* _HOW TO COMPLETE THIS TASK_
According to the passage about Green's views on voting, how many subscribers did ThirdSpace Action Lab's YouTube channel have as of Wednesday?

* _PASSAGE TO READ_
------------------------------------------------------------
During the NAACP podcast, Green called her fellow black women “the 92% who are voting, trying to show up for everybody,” appearing to refer to the percentage of the demographic group who cast their ballot for failed Democratic presidential nominee Kamala Harris in the 2024 election.
“We put everybody on our backs. Our vote often, is the way that you see how the moral shift is happening in our community,” she added.
As of Wednesday, ThirdSpace Action Lab’s YouTube channel had only 73 subscribers and its video had just 88 views. The Cleveland Pulse Podcast’s YouTube channel had 67 subscribers and its video of the episode featuring Green had 66 views.
“We are institutional and community organizers turning evidence-based strategies into action and co-creating liberated ‘third spaces’ for people of color,” the group’s website adds.
Green has shared other insights into her views on voting through her past writings. In a 2020 op-ed for Cleveland.com, she advocated for making it easier for people to apply to vote by mail online, asking, “Why should anyone have to download a document from a state website, print it, pay for a stamp and then mail it off?”
“It’s shameful that our voting system seems designed to make it difficult for many of our citizens to cast a ballot,” she added.
In her Instagram bio, Green — who had singled out the “assault” on her “reproductive rights” — describes herself as a “Black Christian Author,” and includes the words “Jesus & Justice.” She also indicates that her preferred pronouns are “she/her.”
She is also active on TikTok where she also includes the phrase “Jesus and Justice” in her bio. Several of her posts show her public displays of religion. Additionally, in one video she highlights a speech she made staunchly opposing an August 2023 Ohio ballot initiative that was championed by the pro-life movement as it would have raised the threshold required to approve the state’s abortion referendum.
------------------------------------------------------------
* _PROVIDED RECORDS_
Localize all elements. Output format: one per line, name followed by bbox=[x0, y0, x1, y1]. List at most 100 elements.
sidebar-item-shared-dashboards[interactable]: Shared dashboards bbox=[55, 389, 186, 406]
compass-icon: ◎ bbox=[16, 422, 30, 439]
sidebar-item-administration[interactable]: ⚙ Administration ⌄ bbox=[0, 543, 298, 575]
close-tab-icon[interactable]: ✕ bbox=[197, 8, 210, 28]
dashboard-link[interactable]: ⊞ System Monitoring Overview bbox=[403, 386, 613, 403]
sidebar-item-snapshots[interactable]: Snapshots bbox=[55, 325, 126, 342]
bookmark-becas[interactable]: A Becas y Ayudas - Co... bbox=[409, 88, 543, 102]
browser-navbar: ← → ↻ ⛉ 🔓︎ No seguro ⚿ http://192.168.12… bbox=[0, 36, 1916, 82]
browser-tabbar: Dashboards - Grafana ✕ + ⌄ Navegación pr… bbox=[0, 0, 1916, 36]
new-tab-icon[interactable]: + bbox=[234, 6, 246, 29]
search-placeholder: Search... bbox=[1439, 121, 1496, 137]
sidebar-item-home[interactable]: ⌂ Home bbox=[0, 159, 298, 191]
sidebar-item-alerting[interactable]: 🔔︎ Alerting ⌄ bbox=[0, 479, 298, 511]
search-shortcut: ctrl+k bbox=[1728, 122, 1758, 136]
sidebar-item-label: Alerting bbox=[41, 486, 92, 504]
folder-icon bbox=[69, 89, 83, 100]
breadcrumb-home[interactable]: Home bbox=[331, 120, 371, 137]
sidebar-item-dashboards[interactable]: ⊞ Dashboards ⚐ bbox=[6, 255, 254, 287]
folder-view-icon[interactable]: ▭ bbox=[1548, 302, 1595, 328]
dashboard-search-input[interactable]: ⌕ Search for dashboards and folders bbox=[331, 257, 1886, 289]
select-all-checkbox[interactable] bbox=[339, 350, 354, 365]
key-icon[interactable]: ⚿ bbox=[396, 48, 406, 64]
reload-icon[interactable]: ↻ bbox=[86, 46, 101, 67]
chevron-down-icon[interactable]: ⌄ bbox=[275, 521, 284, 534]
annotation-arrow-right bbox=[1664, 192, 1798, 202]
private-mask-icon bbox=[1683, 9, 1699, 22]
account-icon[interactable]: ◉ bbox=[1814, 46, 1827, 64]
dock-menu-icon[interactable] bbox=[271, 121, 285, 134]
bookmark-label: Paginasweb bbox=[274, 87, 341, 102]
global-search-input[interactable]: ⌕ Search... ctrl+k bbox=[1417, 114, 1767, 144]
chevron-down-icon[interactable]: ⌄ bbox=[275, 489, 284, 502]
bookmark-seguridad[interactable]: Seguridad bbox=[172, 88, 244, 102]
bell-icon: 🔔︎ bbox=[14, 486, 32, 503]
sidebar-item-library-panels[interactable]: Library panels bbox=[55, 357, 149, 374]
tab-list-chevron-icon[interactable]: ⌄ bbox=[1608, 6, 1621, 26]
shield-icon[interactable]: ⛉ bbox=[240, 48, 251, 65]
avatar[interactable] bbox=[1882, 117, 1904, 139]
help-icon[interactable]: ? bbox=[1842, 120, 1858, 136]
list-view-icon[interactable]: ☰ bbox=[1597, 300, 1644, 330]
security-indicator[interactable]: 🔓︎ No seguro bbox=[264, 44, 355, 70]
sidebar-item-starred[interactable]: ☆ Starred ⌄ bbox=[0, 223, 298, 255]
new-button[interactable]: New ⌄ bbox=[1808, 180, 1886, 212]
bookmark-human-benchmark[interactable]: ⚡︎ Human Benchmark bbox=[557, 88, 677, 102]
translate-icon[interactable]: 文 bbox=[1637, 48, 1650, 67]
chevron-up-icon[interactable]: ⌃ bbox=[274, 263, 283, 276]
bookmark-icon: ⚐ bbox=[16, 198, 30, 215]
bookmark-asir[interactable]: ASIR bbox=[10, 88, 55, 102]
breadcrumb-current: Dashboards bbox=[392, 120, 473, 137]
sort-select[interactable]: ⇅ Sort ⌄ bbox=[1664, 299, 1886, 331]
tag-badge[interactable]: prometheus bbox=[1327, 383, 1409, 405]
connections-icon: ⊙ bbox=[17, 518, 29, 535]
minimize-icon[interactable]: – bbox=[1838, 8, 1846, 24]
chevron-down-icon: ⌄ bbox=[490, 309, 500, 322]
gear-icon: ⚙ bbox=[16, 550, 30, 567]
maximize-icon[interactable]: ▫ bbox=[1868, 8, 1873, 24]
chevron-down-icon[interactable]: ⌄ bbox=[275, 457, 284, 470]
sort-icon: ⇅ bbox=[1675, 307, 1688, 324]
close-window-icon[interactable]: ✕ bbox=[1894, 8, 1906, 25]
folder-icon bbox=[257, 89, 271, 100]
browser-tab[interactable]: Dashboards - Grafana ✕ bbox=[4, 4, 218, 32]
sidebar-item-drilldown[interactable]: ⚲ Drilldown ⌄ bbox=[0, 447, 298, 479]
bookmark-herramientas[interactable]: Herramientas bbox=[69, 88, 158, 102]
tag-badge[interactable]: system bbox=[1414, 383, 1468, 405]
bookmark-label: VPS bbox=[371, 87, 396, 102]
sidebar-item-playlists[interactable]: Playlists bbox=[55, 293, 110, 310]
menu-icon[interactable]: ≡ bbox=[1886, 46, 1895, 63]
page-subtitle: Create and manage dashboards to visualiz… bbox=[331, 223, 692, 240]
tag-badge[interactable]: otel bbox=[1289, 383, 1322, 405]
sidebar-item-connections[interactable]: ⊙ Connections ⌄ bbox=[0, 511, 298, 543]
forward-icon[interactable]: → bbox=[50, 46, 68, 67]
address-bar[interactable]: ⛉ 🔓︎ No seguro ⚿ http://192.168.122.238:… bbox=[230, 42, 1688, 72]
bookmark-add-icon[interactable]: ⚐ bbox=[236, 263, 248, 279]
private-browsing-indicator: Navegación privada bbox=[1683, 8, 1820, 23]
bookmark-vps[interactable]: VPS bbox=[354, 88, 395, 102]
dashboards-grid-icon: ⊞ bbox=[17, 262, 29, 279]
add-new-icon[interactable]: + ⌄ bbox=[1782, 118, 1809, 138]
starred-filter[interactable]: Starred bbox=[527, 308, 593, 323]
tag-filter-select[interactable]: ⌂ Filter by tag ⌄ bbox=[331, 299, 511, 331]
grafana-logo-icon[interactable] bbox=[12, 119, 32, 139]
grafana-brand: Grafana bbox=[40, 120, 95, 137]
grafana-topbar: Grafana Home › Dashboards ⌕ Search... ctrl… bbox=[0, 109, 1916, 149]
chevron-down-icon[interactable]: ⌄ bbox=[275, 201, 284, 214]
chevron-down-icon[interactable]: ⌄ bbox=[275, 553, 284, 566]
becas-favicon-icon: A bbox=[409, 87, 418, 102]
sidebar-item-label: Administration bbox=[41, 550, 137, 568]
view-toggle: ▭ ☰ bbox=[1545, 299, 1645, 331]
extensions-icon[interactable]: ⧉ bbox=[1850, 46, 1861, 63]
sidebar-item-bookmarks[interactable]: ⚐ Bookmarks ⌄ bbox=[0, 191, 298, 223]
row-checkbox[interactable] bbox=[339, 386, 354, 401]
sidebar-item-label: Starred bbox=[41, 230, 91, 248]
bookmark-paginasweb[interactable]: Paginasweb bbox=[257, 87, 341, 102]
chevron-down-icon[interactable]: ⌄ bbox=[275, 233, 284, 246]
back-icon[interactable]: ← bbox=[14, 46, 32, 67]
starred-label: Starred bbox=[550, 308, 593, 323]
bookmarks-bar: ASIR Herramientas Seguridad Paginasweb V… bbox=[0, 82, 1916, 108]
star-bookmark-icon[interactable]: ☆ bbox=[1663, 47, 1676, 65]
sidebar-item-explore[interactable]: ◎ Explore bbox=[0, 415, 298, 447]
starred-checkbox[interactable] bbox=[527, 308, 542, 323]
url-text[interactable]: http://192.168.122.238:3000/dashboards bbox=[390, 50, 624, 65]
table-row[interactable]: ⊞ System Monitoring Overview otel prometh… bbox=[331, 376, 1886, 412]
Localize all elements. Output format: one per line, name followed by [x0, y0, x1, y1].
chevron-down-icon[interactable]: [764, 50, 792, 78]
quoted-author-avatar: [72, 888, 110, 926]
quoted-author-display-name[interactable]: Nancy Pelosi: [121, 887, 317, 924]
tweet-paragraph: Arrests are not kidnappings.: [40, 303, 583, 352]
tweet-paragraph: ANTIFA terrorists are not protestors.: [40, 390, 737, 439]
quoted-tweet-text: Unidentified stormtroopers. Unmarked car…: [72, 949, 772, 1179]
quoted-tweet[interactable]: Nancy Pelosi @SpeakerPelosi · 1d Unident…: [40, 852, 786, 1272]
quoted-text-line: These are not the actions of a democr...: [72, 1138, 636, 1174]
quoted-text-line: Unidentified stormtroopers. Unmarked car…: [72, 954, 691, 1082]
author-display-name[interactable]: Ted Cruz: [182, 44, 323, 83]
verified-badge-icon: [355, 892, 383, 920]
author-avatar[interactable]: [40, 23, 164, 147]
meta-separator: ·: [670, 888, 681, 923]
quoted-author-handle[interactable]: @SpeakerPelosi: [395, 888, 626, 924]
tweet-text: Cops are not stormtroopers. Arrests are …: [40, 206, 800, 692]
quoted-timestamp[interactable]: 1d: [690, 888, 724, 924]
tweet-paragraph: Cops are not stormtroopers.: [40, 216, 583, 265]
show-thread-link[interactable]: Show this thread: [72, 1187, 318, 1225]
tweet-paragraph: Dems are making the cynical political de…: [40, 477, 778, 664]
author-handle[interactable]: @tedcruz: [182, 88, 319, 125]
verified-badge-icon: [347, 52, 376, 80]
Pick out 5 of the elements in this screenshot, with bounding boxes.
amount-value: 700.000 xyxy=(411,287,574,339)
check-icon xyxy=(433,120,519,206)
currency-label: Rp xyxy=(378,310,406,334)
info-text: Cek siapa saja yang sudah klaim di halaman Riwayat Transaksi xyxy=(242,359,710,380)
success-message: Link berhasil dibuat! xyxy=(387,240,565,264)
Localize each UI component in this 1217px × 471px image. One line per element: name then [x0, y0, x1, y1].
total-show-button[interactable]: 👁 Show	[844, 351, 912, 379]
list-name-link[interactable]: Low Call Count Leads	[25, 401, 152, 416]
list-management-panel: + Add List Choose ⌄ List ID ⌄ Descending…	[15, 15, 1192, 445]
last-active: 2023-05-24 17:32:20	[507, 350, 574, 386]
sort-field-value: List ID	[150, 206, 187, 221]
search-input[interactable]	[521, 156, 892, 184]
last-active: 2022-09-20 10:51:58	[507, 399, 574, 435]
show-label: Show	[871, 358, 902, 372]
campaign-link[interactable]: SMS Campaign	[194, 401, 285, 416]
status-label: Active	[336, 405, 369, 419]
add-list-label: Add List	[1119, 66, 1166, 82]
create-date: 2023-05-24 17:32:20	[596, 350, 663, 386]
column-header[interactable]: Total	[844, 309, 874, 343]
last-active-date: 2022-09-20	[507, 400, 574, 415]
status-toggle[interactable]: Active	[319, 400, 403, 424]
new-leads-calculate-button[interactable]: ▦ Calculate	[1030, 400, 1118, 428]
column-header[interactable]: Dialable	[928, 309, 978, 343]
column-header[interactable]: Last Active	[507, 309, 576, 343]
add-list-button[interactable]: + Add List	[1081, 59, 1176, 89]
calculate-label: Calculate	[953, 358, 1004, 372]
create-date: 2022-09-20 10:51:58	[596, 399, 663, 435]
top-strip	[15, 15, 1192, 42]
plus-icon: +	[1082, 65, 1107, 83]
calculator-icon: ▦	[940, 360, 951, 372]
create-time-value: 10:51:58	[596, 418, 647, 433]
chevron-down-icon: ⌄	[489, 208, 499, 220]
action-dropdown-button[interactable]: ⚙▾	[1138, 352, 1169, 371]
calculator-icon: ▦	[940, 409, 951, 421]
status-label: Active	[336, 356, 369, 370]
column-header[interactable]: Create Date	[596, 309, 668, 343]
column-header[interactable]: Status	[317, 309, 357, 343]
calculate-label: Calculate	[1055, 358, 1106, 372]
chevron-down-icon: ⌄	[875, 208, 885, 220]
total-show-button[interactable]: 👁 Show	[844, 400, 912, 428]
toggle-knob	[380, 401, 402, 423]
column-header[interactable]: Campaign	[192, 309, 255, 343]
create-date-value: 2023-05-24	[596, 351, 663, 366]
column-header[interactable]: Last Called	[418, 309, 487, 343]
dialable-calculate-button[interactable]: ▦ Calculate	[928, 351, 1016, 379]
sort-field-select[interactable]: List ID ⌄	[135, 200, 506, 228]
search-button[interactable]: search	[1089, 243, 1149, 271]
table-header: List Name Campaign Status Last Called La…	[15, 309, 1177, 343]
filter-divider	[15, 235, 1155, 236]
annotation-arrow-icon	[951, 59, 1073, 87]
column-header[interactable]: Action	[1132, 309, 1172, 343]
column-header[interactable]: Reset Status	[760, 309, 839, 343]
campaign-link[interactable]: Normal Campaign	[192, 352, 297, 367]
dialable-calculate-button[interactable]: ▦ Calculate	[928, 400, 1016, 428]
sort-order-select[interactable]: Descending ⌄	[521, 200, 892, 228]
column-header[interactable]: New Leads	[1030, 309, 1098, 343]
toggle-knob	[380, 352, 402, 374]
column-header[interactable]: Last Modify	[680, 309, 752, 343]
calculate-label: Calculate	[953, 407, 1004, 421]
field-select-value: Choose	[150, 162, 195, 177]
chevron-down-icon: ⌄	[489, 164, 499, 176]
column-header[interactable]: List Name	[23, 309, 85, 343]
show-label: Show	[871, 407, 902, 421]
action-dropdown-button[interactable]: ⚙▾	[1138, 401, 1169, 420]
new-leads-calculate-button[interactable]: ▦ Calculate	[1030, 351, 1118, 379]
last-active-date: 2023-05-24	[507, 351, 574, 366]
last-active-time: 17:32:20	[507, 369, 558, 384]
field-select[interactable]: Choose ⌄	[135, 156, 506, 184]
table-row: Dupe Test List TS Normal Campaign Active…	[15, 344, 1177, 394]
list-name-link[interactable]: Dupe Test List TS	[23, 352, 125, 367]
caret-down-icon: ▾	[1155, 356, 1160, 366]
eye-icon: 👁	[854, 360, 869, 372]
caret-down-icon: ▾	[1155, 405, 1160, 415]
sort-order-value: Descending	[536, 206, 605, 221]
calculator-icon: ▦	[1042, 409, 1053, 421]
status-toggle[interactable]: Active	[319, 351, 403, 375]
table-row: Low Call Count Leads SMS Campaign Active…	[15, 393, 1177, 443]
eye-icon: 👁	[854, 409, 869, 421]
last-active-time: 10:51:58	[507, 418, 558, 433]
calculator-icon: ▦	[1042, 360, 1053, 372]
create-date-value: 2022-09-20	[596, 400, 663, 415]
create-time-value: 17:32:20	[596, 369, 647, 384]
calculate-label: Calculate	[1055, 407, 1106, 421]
------------------------------------------------------------
* _WRITTEN SOLUTION_
73 subscribers.